In this exercise, return the whole listing exactly, excluding any images.
----
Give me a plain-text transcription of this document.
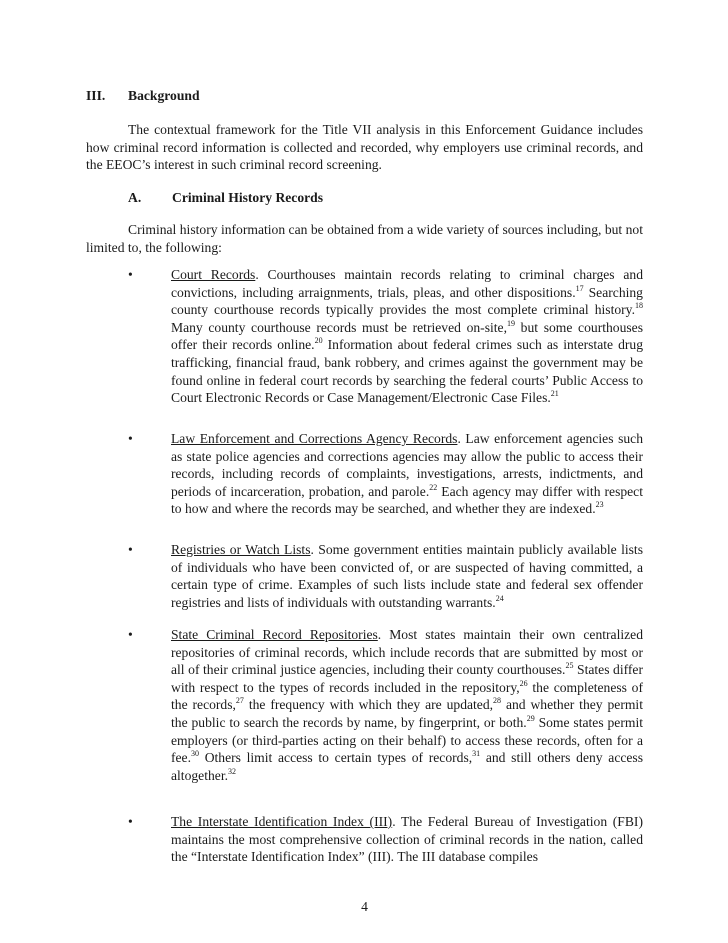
III.	Background
The contextual framework for the Title VII analysis in this Enforcement Guidance includes how criminal record information is collected and recorded, why employers use criminal records, and the EEOC’s interest in such criminal record screening.
A.	Criminal History Records
Criminal history information can be obtained from a wide variety of sources including, but not limited to, the following:
•	Court Records. Courthouses maintain records relating to criminal charges and convictions, including arraignments, trials, pleas, and other dispositions.$^{17}$ Searching county courthouse records typically provides the most complete criminal history.$^{18}$ Many county courthouse records must be retrieved on-site,$^{19}$ but some courthouses offer their records online.$^{20}$ Information about federal crimes such as interstate drug trafficking, financial fraud, bank robbery, and crimes against the government may be found online in federal court records by searching the federal courts’ Public Access to Court Electronic Records or Case Management/Electronic Case Files.$^{21}$
•	Law Enforcement and Corrections Agency Records. Law enforcement agencies such as state police agencies and corrections agencies may allow the public to access their records, including records of complaints, investigations, arrests, indictments, and periods of incarceration, probation, and parole.$^{22}$ Each agency may differ with respect to how and where the records may be searched, and whether they are indexed.$^{23}$
•	Registries or Watch Lists. Some government entities maintain publicly available lists of individuals who have been convicted of, or are suspected of having committed, a certain type of crime. Examples of such lists include state and federal sex offender registries and lists of individuals with outstanding warrants.$^{24}$
•	State Criminal Record Repositories. Most states maintain their own centralized repositories of criminal records, which include records that are submitted by most or all of their criminal justice agencies, including their county courthouses.$^{25}$ States differ with respect to the types of records included in the repository,$^{26}$ the completeness of the records,$^{27}$ the frequency with which they are updated,$^{28}$ and whether they permit the public to search the records by name, by fingerprint, or both.$^{29}$ Some states permit employers (or third-parties acting on their behalf) to access these records, often for a fee.$^{30}$ Others limit access to certain types of records,$^{31}$ and still others deny access altogether.$^{32}$
•	The Interstate Identification Index (III). The Federal Bureau of Investigation (FBI) maintains the most comprehensive collection of criminal records in the nation, called the “Interstate Identification Index” (III). The III database compiles
4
----
EXERCISE RESPONSE:
Give me a plain-text transcription of this document.
III.	Background
The contextual framework for the Title VII analysis in this Enforcement Guidance includes how criminal record information is collected and recorded, why employers use criminal records, and the EEOC’s interest in such criminal record screening.
A.	Criminal History Records
Criminal history information can be obtained from a wide variety of sources including, but not limited to, the following:
•	Court Records. Courthouses maintain records relating to criminal charges and convictions, including arraignments, trials, pleas, and other dispositions.$^{17}$ Searching county courthouse records typically provides the most complete criminal history.$^{18}$ Many county courthouse records must be retrieved on-site,$^{19}$ but some courthouses offer their records online.$^{20}$ Information about federal crimes such as interstate drug trafficking, financial fraud, bank robbery, and crimes against the government may be found online in federal court records by searching the federal courts’ Public Access to Court Electronic Records or Case Management/Electronic Case Files.$^{21}$
•	Law Enforcement and Corrections Agency Records. Law enforcement agencies such as state police agencies and corrections agencies may allow the public to access their records, including records of complaints, investigations, arrests, indictments, and periods of incarceration, probation, and parole.$^{22}$ Each agency may differ with respect to how and where the records may be searched, and whether they are indexed.$^{23}$
•	Registries or Watch Lists. Some government entities maintain publicly available lists of individuals who have been convicted of, or are suspected of having committed, a certain type of crime. Examples of such lists include state and federal sex offender registries and lists of individuals with outstanding warrants.$^{24}$
•	State Criminal Record Repositories. Most states maintain their own centralized repositories of criminal records, which include records that are submitted by most or all of their criminal justice agencies, including their county courthouses.$^{25}$ States differ with respect to the types of records included in the repository,$^{26}$ the completeness of the records,$^{27}$ the frequency with which they are updated,$^{28}$ and whether they permit the public to search the records by name, by fingerprint, or both.$^{29}$ Some states permit employers (or third-parties acting on their behalf) to access these records, often for a fee.$^{30}$ Others limit access to certain types of records,$^{31}$ and still others deny access altogether.$^{32}$
•	The Interstate Identification Index (III). The Federal Bureau of Investigation (FBI) maintains the most comprehensive collection of criminal records in the nation, called the “Interstate Identification Index” (III). The III database compiles
4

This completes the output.